§ What the task requires: Return every record verbatim.

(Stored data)
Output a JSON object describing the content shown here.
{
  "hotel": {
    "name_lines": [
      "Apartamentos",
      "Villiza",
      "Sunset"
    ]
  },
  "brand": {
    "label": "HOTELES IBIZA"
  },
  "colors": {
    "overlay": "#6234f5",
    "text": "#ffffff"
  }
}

§ Right answer:
Output a JSON object describing the content shown here.
{
  "hotel": {
    "name_lines": [
      "Apartamentos",
      "Villiza",
      "Sunset"
    ]
  },
  "brand": {
    "label": "HOTELES IBIZA"
  },
  "colors": {
    "overlay": "#6234f5",
    "text": "#ffffff"
  }
}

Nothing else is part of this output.